* _GOAL_: Below are the records; collect from them each line containing the string "Wind".

--------

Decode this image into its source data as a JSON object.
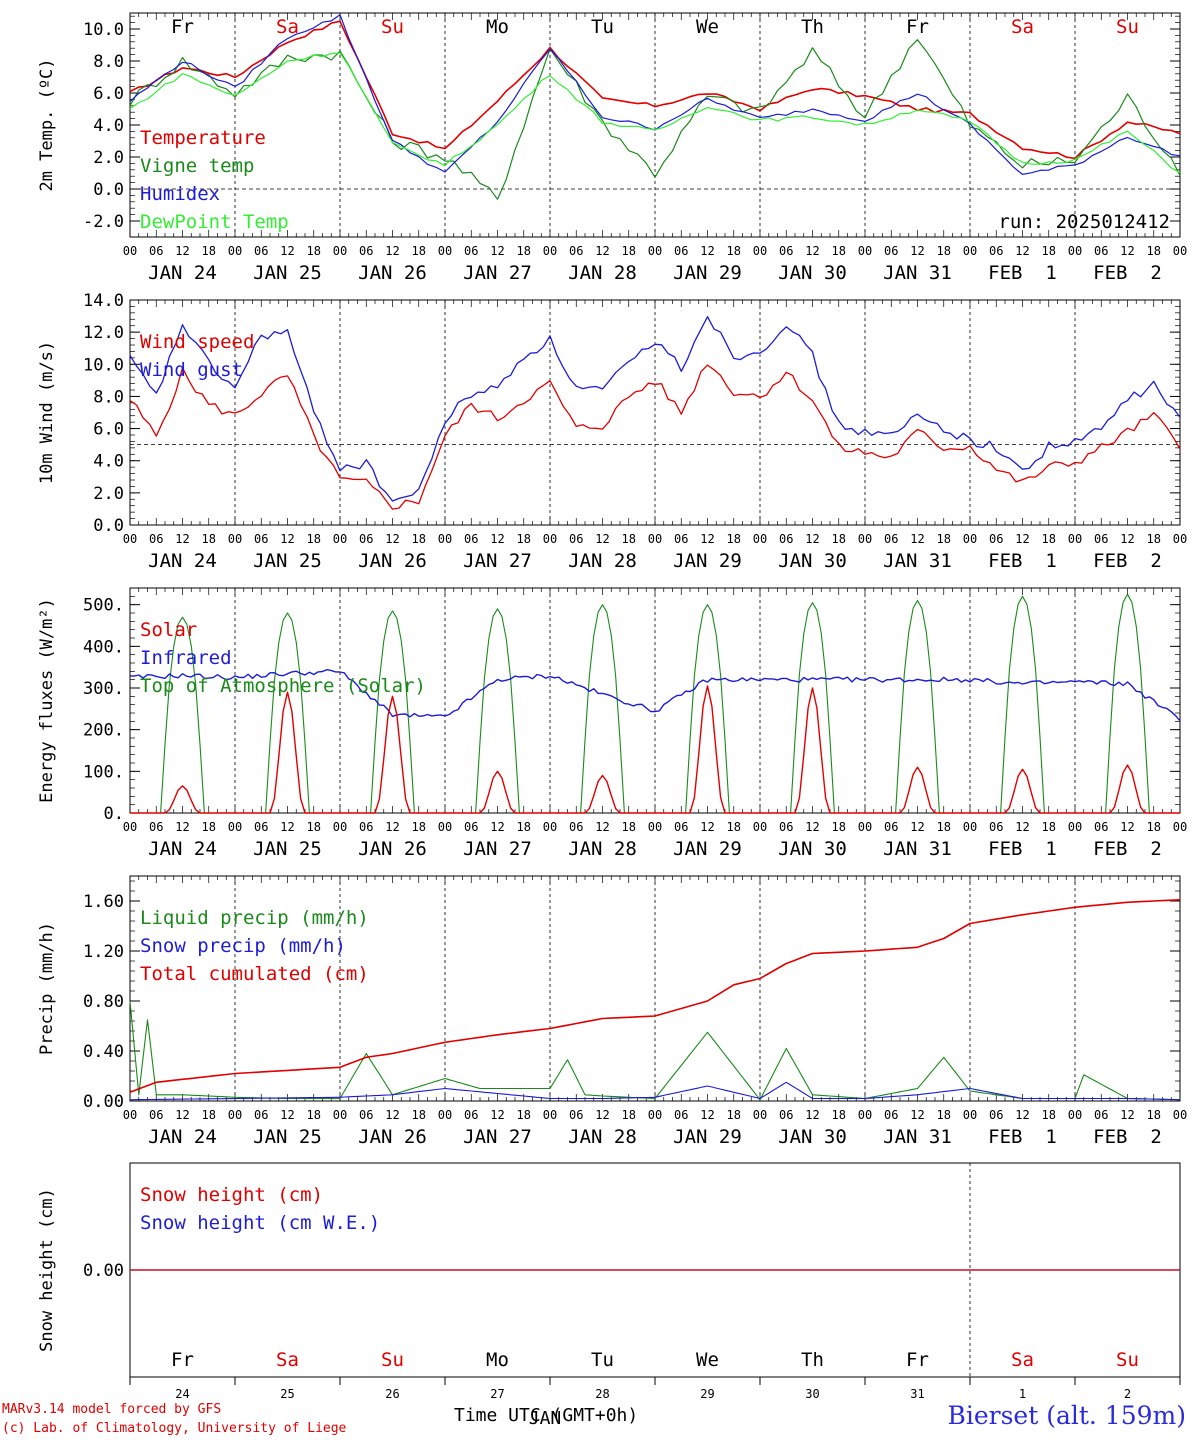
{
  "footer": {
    "credit_line1": "MARv3.14 model forced by GFS",
    "credit_line2": "(c) Lab. of Climatology, University of Liege",
    "xlabel": "Time UTC (GMT+0h)",
    "station": "Bierset (alt. 159m)"
  },
  "colors": {
    "red": "#e00000",
    "green": "#1a8a1a",
    "blue": "#1c1cd8",
    "lightgreen": "#33ee33"
  },
  "chart_data": [
    {
      "type": "line",
      "ylabel": "2m Temp. (ºC)",
      "ylim": [
        -3,
        11
      ],
      "yticks": [
        "10.0",
        "8.0",
        "6.0",
        "4.0",
        "2.0",
        "0.0",
        "-2.0"
      ],
      "ytick_values": [
        10,
        8,
        6,
        4,
        2,
        0,
        -2
      ],
      "ref_line": 0,
      "annotation": "run: 2025012412",
      "day_labels": [
        "Fr",
        "Sa",
        "Su",
        "Mo",
        "Tu",
        "We",
        "Th",
        "Fr",
        "Sa",
        "Su"
      ],
      "day_label_colors": [
        "black",
        "red",
        "red",
        "black",
        "black",
        "black",
        "black",
        "black",
        "red",
        "red"
      ],
      "date_labels": [
        "JAN 24",
        "JAN 25",
        "JAN 26",
        "JAN 27",
        "JAN 28",
        "JAN 29",
        "JAN 30",
        "JAN 31",
        "FEB  1",
        "FEB  2"
      ],
      "hour_labels": [
        "00",
        "06",
        "12",
        "18"
      ],
      "x_hours_total": 240,
      "series": [
        {
          "name": "Temperature",
          "color": "red",
          "x": [
            0,
            12,
            24,
            36,
            48,
            60,
            72,
            84,
            96,
            108,
            120,
            132,
            144,
            156,
            168,
            180,
            192,
            204,
            216,
            228,
            240
          ],
          "values": [
            6.0,
            7.6,
            7.0,
            9.2,
            10.5,
            3.5,
            2.5,
            5.5,
            8.8,
            5.6,
            5.2,
            6.0,
            5.0,
            6.3,
            5.8,
            5.0,
            4.7,
            2.6,
            2.0,
            4.2,
            3.5
          ]
        },
        {
          "name": "Vigne temp",
          "color": "green",
          "x": [
            0,
            12,
            24,
            36,
            48,
            60,
            72,
            84,
            96,
            108,
            120,
            132,
            144,
            156,
            168,
            180,
            192,
            204,
            216,
            228,
            240
          ],
          "values": [
            5.5,
            8.0,
            6.0,
            8.2,
            8.5,
            3.0,
            2.0,
            -0.6,
            8.8,
            4.2,
            1.0,
            5.8,
            4.8,
            8.6,
            4.5,
            9.6,
            4.0,
            1.5,
            1.8,
            5.7,
            1.2
          ]
        },
        {
          "name": "Humidex",
          "color": "blue",
          "x": [
            0,
            12,
            24,
            36,
            48,
            60,
            72,
            84,
            96,
            108,
            120,
            132,
            144,
            156,
            168,
            180,
            192,
            204,
            216,
            228,
            240
          ],
          "values": [
            5.5,
            8.0,
            6.3,
            9.5,
            10.8,
            3.0,
            1.0,
            4.2,
            8.8,
            4.5,
            3.8,
            5.6,
            4.4,
            5.0,
            4.3,
            6.0,
            4.0,
            0.9,
            1.5,
            3.3,
            2.0
          ]
        },
        {
          "name": "DewPoint Temp",
          "color": "lightgreen",
          "x": [
            0,
            12,
            24,
            36,
            48,
            60,
            72,
            84,
            96,
            108,
            120,
            132,
            144,
            156,
            168,
            180,
            192,
            204,
            216,
            228,
            240
          ],
          "values": [
            5.0,
            7.2,
            5.8,
            8.0,
            8.6,
            2.8,
            1.5,
            4.0,
            7.2,
            4.2,
            3.6,
            5.2,
            4.3,
            4.5,
            4.0,
            5.0,
            4.2,
            1.6,
            1.8,
            3.6,
            1.0
          ]
        }
      ]
    },
    {
      "type": "line",
      "ylabel": "10m Wind (m/s)",
      "ylim": [
        0,
        14
      ],
      "yticks": [
        "14.0",
        "12.0",
        "10.0",
        "8.0",
        "6.0",
        "4.0",
        "2.0",
        "0.0"
      ],
      "ytick_values": [
        14,
        12,
        10,
        8,
        6,
        4,
        2,
        0
      ],
      "ref_line": 5,
      "date_labels": [
        "JAN 24",
        "JAN 25",
        "JAN 26",
        "JAN 27",
        "JAN 28",
        "JAN 29",
        "JAN 30",
        "JAN 31",
        "FEB  1",
        "FEB  2"
      ],
      "hour_labels": [
        "00",
        "06",
        "12",
        "18"
      ],
      "x_hours_total": 240,
      "series": [
        {
          "name": "Wind speed",
          "color": "red",
          "x": [
            0,
            6,
            12,
            18,
            24,
            30,
            36,
            42,
            48,
            54,
            60,
            66,
            72,
            78,
            84,
            90,
            96,
            102,
            108,
            114,
            120,
            126,
            132,
            138,
            144,
            150,
            156,
            162,
            168,
            174,
            180,
            186,
            192,
            198,
            204,
            210,
            216,
            222,
            228,
            234,
            240
          ],
          "values": [
            7.8,
            5.5,
            9.5,
            7.5,
            6.8,
            8.2,
            9.3,
            5.5,
            2.8,
            2.6,
            1.2,
            1.5,
            5.5,
            7.5,
            6.6,
            7.8,
            8.8,
            6.0,
            6.2,
            8.0,
            9.0,
            7.0,
            10.2,
            8.3,
            8.0,
            9.5,
            7.8,
            4.8,
            4.5,
            4.2,
            5.8,
            4.8,
            4.9,
            3.5,
            2.6,
            3.6,
            3.9,
            4.8,
            5.8,
            6.8,
            5.0
          ]
        },
        {
          "name": "Wind gust",
          "color": "blue",
          "x": [
            0,
            6,
            12,
            18,
            24,
            30,
            36,
            42,
            48,
            54,
            60,
            66,
            72,
            78,
            84,
            90,
            96,
            102,
            108,
            114,
            120,
            126,
            132,
            138,
            144,
            150,
            156,
            162,
            168,
            174,
            180,
            186,
            192,
            198,
            204,
            210,
            216,
            222,
            228,
            234,
            240
          ],
          "values": [
            10.3,
            8.0,
            12.5,
            10.0,
            8.5,
            11.8,
            12.0,
            7.0,
            3.6,
            3.8,
            1.5,
            2.0,
            6.5,
            8.2,
            8.5,
            10.5,
            11.5,
            8.5,
            8.4,
            10.0,
            11.5,
            9.8,
            13.1,
            10.5,
            10.8,
            12.6,
            10.5,
            6.2,
            5.8,
            5.5,
            6.8,
            6.0,
            5.3,
            4.8,
            3.3,
            4.9,
            5.1,
            6.0,
            7.8,
            8.7,
            6.6
          ]
        }
      ]
    },
    {
      "type": "line",
      "ylabel": "Energy fluxes (W/m²)",
      "ylim": [
        0,
        540
      ],
      "yticks": [
        "500.",
        "400.",
        "300.",
        "200.",
        "100.",
        "0."
      ],
      "ytick_values": [
        500,
        400,
        300,
        200,
        100,
        0
      ],
      "date_labels": [
        "JAN 24",
        "JAN 25",
        "JAN 26",
        "JAN 27",
        "JAN 28",
        "JAN 29",
        "JAN 30",
        "JAN 31",
        "FEB  1",
        "FEB  2"
      ],
      "hour_labels": [
        "00",
        "06",
        "12",
        "18"
      ],
      "x_hours_total": 240,
      "series": [
        {
          "name": "Solar",
          "color": "red",
          "daily_peak": [
            65,
            290,
            280,
            100,
            90,
            305,
            300,
            110,
            105,
            115
          ]
        },
        {
          "name": "Infrared",
          "color": "blue",
          "x": [
            0,
            12,
            24,
            36,
            48,
            60,
            72,
            84,
            96,
            108,
            120,
            132,
            144,
            156,
            168,
            180,
            192,
            204,
            216,
            228,
            240
          ],
          "values": [
            325,
            330,
            325,
            335,
            340,
            235,
            230,
            320,
            330,
            285,
            245,
            320,
            320,
            320,
            320,
            320,
            320,
            310,
            315,
            310,
            225
          ]
        },
        {
          "name": "Top of Atmosphere (Solar)",
          "color": "green",
          "daily_peak": [
            470,
            480,
            485,
            490,
            500,
            500,
            505,
            510,
            520,
            525
          ]
        }
      ]
    },
    {
      "type": "line",
      "ylabel": "Precip (mm/h)",
      "ylim": [
        0,
        1.8
      ],
      "yticks": [
        "1.60",
        "1.20",
        "0.80",
        "0.40",
        "0.00"
      ],
      "ytick_values": [
        1.6,
        1.2,
        0.8,
        0.4,
        0
      ],
      "date_labels": [
        "JAN 24",
        "JAN 25",
        "JAN 26",
        "JAN 27",
        "JAN 28",
        "JAN 29",
        "JAN 30",
        "JAN 31",
        "FEB  1",
        "FEB  2"
      ],
      "hour_labels": [
        "00",
        "06",
        "12",
        "18"
      ],
      "x_hours_total": 240,
      "series": [
        {
          "name": "Liquid precip (mm/h)",
          "color": "green",
          "x": [
            0,
            2,
            4,
            6,
            12,
            24,
            36,
            48,
            54,
            60,
            72,
            80,
            96,
            100,
            104,
            108,
            120,
            132,
            144,
            150,
            156,
            168,
            180,
            186,
            192,
            204,
            216,
            218,
            228,
            240
          ],
          "values": [
            0.8,
            0.05,
            0.65,
            0.05,
            0.05,
            0.03,
            0.02,
            0.02,
            0.38,
            0.05,
            0.18,
            0.1,
            0.1,
            0.33,
            0.05,
            0.04,
            0.02,
            0.55,
            0.01,
            0.42,
            0.05,
            0.02,
            0.1,
            0.35,
            0.08,
            0.02,
            0.02,
            0.21,
            0.02,
            0.01
          ]
        },
        {
          "name": "Snow precip (mm/h)",
          "color": "blue",
          "x": [
            0,
            24,
            48,
            60,
            72,
            96,
            108,
            120,
            132,
            144,
            150,
            156,
            168,
            180,
            192,
            204,
            216,
            228,
            240
          ],
          "values": [
            0.01,
            0.02,
            0.03,
            0.05,
            0.1,
            0.02,
            0.02,
            0.03,
            0.12,
            0.02,
            0.15,
            0.02,
            0.02,
            0.05,
            0.1,
            0.02,
            0.02,
            0.02,
            0.01
          ]
        },
        {
          "name": "Total cumulated (cm)",
          "color": "red",
          "x": [
            0,
            6,
            24,
            48,
            54,
            60,
            72,
            84,
            96,
            108,
            120,
            132,
            138,
            144,
            150,
            156,
            168,
            180,
            186,
            192,
            204,
            216,
            228,
            240
          ],
          "values": [
            0.07,
            0.15,
            0.22,
            0.27,
            0.35,
            0.38,
            0.47,
            0.53,
            0.58,
            0.66,
            0.68,
            0.8,
            0.93,
            0.98,
            1.1,
            1.18,
            1.2,
            1.23,
            1.3,
            1.42,
            1.49,
            1.55,
            1.59,
            1.61
          ]
        }
      ]
    },
    {
      "type": "line",
      "ylabel": "Snow height (cm)",
      "yticks": [
        "0.00"
      ],
      "day_labels": [
        "Fr",
        "Sa",
        "Su",
        "Mo",
        "Tu",
        "We",
        "Th",
        "Fr",
        "Sa",
        "Su"
      ],
      "day_label_colors": [
        "black",
        "red",
        "red",
        "black",
        "black",
        "black",
        "black",
        "black",
        "red",
        "red"
      ],
      "date_numbers": [
        "24",
        "25",
        "26",
        "27",
        "28",
        "29",
        "30",
        "31",
        "1",
        "2"
      ],
      "month_label": "JAN",
      "series": [
        {
          "name": "Snow height (cm)",
          "color": "red",
          "values": [
            0,
            0
          ]
        },
        {
          "name": "Snow height (cm W.E.)",
          "color": "blue",
          "values": [
            0,
            0
          ]
        }
      ]
    }
  ]
}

--------

* _SOLUTION FOR THIS EXERCISE_:
      "ylabel": "10m Wind (m/s)",
          "name": "Wind speed",
          "name": "Wind gust",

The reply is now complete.